» To be done:
From the records below, copy every line that contains the word "describing".

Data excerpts
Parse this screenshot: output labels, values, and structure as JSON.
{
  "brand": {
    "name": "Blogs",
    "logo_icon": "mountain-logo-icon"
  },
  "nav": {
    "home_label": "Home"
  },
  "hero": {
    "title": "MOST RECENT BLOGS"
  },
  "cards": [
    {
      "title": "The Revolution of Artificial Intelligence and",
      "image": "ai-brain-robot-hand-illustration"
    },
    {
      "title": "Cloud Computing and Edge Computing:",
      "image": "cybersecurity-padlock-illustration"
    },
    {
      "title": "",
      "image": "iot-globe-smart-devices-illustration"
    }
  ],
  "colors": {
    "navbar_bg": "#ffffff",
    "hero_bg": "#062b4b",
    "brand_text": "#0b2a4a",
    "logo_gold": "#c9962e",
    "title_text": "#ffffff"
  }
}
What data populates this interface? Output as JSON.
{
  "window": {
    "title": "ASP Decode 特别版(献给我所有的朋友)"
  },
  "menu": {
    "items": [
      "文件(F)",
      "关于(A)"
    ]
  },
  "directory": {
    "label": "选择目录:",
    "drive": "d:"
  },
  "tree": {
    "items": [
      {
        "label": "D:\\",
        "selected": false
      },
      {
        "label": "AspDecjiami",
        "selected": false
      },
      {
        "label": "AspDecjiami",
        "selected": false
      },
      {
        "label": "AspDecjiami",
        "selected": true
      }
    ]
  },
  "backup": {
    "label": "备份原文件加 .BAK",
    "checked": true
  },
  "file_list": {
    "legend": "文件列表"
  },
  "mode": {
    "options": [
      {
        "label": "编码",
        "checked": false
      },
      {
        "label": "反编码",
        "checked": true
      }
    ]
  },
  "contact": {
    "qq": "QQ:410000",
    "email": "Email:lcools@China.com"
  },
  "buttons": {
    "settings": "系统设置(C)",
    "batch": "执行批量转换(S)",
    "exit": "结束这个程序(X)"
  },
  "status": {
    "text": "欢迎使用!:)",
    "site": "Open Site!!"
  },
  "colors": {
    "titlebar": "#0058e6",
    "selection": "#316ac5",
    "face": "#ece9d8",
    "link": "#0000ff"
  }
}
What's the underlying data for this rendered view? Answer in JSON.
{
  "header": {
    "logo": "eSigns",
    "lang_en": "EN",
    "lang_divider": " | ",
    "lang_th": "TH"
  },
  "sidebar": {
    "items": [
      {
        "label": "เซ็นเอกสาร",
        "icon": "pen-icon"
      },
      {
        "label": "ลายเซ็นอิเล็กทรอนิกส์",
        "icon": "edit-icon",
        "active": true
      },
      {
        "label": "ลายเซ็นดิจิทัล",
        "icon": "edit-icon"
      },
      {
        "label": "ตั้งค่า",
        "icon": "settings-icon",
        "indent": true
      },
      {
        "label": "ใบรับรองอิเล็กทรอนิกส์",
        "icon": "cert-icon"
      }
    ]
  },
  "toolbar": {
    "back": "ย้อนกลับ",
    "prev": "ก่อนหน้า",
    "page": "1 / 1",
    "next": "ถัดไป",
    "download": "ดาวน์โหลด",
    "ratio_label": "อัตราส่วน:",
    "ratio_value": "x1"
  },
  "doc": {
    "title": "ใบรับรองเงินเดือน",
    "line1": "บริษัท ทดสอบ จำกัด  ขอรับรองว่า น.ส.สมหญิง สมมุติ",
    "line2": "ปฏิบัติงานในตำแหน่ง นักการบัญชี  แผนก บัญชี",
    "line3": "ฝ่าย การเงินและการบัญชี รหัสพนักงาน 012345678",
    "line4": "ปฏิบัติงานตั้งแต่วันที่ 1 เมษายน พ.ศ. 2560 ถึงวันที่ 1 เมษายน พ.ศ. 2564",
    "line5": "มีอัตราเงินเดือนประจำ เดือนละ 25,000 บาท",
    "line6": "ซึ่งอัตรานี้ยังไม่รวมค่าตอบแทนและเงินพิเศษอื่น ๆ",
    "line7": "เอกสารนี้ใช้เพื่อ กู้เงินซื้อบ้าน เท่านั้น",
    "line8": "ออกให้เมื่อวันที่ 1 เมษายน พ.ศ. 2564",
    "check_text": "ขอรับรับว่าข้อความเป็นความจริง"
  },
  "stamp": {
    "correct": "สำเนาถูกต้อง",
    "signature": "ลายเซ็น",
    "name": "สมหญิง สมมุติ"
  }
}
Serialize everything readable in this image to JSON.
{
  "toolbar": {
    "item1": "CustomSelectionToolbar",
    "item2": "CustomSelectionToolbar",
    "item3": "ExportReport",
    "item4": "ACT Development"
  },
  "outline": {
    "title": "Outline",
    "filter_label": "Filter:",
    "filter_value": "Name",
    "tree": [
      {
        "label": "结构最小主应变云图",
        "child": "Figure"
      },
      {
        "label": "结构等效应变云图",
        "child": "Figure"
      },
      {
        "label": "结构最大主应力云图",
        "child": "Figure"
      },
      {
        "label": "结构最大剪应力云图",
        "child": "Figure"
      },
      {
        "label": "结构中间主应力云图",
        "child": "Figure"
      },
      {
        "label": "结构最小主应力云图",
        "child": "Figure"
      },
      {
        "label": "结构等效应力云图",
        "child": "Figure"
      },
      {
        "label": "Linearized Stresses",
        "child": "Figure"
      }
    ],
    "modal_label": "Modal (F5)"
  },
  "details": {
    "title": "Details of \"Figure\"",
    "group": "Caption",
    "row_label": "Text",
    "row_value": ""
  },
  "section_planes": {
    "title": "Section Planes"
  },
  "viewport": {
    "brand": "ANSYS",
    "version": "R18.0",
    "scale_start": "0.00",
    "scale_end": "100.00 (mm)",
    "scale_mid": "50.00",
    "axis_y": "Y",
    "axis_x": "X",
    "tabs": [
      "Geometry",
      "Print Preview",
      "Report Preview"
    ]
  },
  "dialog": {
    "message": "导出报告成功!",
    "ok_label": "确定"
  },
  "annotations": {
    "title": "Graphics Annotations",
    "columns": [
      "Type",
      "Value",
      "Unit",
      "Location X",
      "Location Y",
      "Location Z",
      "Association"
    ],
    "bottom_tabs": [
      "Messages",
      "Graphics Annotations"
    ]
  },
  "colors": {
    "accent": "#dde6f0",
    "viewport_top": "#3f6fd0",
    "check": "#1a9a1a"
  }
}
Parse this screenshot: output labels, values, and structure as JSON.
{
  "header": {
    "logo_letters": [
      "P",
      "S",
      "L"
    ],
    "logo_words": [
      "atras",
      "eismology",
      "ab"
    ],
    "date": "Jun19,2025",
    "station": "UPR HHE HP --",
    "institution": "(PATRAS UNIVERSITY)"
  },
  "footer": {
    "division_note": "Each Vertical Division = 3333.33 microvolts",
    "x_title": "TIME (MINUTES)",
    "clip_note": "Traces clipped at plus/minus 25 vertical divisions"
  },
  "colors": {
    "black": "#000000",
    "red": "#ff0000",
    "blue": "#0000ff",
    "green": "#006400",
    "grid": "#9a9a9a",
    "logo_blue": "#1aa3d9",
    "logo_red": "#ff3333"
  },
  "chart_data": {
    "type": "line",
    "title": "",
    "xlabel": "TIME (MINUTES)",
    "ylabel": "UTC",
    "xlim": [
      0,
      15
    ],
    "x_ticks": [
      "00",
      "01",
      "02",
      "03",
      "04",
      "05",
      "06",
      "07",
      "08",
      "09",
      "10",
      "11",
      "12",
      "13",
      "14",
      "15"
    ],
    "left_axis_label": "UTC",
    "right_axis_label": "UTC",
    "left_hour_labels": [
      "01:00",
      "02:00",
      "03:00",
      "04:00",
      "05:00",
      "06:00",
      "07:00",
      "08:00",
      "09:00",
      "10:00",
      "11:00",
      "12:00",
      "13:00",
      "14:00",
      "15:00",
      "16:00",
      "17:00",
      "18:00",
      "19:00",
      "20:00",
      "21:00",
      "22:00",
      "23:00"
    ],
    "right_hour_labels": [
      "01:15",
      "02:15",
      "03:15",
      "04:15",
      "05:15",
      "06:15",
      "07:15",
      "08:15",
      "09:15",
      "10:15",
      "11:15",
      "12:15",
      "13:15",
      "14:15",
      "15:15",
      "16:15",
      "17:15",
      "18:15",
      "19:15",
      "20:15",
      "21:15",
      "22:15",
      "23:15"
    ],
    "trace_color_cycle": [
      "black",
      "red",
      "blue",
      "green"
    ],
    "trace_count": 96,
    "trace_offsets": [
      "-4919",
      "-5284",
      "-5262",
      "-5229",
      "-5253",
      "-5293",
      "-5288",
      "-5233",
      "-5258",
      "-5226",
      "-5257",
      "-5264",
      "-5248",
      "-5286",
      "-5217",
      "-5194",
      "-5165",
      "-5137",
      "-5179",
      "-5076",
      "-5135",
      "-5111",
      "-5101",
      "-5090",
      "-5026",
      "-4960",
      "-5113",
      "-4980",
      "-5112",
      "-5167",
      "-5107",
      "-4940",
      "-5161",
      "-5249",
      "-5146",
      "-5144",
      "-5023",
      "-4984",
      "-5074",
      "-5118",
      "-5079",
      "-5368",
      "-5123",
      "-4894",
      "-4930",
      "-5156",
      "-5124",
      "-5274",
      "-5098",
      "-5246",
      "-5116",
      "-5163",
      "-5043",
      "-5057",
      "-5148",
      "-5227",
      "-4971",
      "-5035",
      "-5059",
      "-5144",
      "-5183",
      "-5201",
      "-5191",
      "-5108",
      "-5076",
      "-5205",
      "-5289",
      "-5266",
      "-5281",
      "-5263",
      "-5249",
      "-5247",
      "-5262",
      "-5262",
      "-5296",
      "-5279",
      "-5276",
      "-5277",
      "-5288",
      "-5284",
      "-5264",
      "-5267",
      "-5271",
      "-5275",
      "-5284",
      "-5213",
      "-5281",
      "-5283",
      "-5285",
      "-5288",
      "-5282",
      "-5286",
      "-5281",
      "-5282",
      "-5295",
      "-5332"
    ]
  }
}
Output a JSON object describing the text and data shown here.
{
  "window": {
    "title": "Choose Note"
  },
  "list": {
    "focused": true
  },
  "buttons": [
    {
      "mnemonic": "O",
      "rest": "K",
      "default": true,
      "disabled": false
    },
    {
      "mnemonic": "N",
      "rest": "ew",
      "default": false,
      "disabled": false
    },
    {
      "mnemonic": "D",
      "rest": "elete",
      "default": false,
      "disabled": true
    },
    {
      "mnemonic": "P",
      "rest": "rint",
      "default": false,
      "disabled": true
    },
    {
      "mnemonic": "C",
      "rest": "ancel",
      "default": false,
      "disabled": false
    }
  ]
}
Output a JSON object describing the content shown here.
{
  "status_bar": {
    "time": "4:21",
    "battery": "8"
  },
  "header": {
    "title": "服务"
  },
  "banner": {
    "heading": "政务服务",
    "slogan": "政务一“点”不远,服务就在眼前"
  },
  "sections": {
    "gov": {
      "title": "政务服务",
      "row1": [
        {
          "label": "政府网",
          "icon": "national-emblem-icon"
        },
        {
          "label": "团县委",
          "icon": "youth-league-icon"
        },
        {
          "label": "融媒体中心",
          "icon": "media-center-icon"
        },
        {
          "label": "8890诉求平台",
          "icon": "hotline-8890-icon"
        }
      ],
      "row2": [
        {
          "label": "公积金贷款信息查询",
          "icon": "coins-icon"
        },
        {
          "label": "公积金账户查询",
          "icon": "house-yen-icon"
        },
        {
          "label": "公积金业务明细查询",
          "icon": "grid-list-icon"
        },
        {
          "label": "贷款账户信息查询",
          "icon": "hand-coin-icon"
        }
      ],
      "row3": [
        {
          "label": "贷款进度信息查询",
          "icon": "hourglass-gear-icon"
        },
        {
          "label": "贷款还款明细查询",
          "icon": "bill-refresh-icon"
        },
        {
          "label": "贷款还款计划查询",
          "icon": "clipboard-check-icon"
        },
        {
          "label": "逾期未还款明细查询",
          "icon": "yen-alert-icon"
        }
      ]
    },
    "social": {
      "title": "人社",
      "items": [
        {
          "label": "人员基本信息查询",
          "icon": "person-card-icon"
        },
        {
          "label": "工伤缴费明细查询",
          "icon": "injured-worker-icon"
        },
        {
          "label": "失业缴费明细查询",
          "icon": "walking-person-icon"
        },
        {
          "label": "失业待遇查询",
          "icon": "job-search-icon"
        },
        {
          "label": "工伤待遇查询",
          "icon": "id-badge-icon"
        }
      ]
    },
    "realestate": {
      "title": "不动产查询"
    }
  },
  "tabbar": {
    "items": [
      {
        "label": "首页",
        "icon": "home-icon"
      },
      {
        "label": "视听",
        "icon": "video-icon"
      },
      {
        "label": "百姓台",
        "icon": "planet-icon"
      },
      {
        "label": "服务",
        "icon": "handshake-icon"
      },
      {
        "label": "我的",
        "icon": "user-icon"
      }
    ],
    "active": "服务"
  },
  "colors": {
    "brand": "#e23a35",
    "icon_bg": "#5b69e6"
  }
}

» Correct response:
Output a JSON object describing the text and data shown here.
Output a JSON object describing the content shown here.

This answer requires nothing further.